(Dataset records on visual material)
= = = = = = =

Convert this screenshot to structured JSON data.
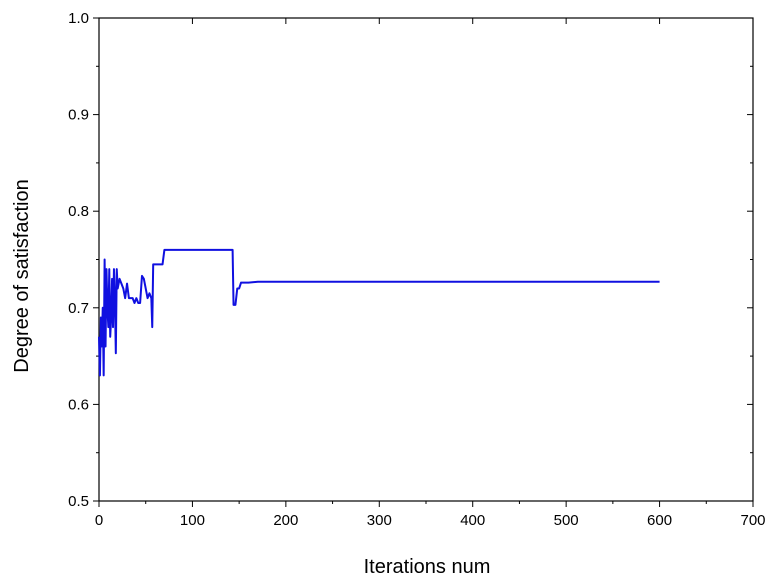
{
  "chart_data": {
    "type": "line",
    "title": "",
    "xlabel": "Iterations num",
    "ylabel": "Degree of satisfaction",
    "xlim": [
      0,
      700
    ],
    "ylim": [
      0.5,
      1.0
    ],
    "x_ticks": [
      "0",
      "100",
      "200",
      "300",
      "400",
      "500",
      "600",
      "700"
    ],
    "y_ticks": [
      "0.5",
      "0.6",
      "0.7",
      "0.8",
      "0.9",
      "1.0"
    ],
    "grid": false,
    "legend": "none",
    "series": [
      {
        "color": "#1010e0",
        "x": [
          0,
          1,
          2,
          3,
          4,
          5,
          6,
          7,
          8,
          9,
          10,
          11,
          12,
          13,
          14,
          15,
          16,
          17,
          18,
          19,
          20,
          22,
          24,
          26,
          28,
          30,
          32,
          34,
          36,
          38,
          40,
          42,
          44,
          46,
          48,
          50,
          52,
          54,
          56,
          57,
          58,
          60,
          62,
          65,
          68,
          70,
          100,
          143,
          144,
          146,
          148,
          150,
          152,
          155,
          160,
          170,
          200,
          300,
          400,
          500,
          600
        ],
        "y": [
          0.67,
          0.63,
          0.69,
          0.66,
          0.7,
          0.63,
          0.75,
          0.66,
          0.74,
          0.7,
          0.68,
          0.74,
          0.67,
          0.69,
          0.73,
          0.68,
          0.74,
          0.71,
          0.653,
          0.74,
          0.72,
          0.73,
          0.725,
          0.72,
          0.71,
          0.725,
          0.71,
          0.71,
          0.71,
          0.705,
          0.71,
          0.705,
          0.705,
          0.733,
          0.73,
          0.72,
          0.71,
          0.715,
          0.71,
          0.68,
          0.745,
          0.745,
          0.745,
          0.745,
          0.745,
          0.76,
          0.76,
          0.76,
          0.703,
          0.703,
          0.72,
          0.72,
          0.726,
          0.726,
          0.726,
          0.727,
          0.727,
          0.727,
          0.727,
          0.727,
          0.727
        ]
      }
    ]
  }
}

= = = = = = =

### [WHAT NEEDS TO BE DONE]
Go through the entries above and print each one exactly, minus the pictures.

### [RESPONSE BELOW]
Convert this screenshot to structured JSON data.
{
  "chart_data": {
    "type": "line",
    "title": "",
    "xlabel": "Iterations num",
    "ylabel": "Degree of satisfaction",
    "xlim": [
      0,
      700
    ],
    "ylim": [
      0.5,
      1.0
    ],
    "x_ticks": [
      "0",
      "100",
      "200",
      "300",
      "400",
      "500",
      "600",
      "700"
    ],
    "y_ticks": [
      "0.5",
      "0.6",
      "0.7",
      "0.8",
      "0.9",
      "1.0"
    ],
    "grid": false,
    "legend": "none",
    "series": [
      {
        "color": "#1010e0",
        "x": [
          0,
          1,
          2,
          3,
          4,
          5,
          6,
          7,
          8,
          9,
          10,
          11,
          12,
          13,
          14,
          15,
          16,
          17,
          18,
          19,
          20,
          22,
          24,
          26,
          28,
          30,
          32,
          34,
          36,
          38,
          40,
          42,
          44,
          46,
          48,
          50,
          52,
          54,
          56,
          57,
          58,
          60,
          62,
          65,
          68,
          70,
          100,
          143,
          144,
          146,
          148,
          150,
          152,
          155,
          160,
          170,
          200,
          300,
          400,
          500,
          600
        ],
        "y": [
          0.67,
          0.63,
          0.69,
          0.66,
          0.7,
          0.63,
          0.75,
          0.66,
          0.74,
          0.7,
          0.68,
          0.74,
          0.67,
          0.69,
          0.73,
          0.68,
          0.74,
          0.71,
          0.653,
          0.74,
          0.72,
          0.73,
          0.725,
          0.72,
          0.71,
          0.725,
          0.71,
          0.71,
          0.71,
          0.705,
          0.71,
          0.705,
          0.705,
          0.733,
          0.73,
          0.72,
          0.71,
          0.715,
          0.71,
          0.68,
          0.745,
          0.745,
          0.745,
          0.745,
          0.745,
          0.76,
          0.76,
          0.76,
          0.703,
          0.703,
          0.72,
          0.72,
          0.726,
          0.726,
          0.726,
          0.727,
          0.727,
          0.727,
          0.727,
          0.727,
          0.727
        ]
      }
    ]
  }
}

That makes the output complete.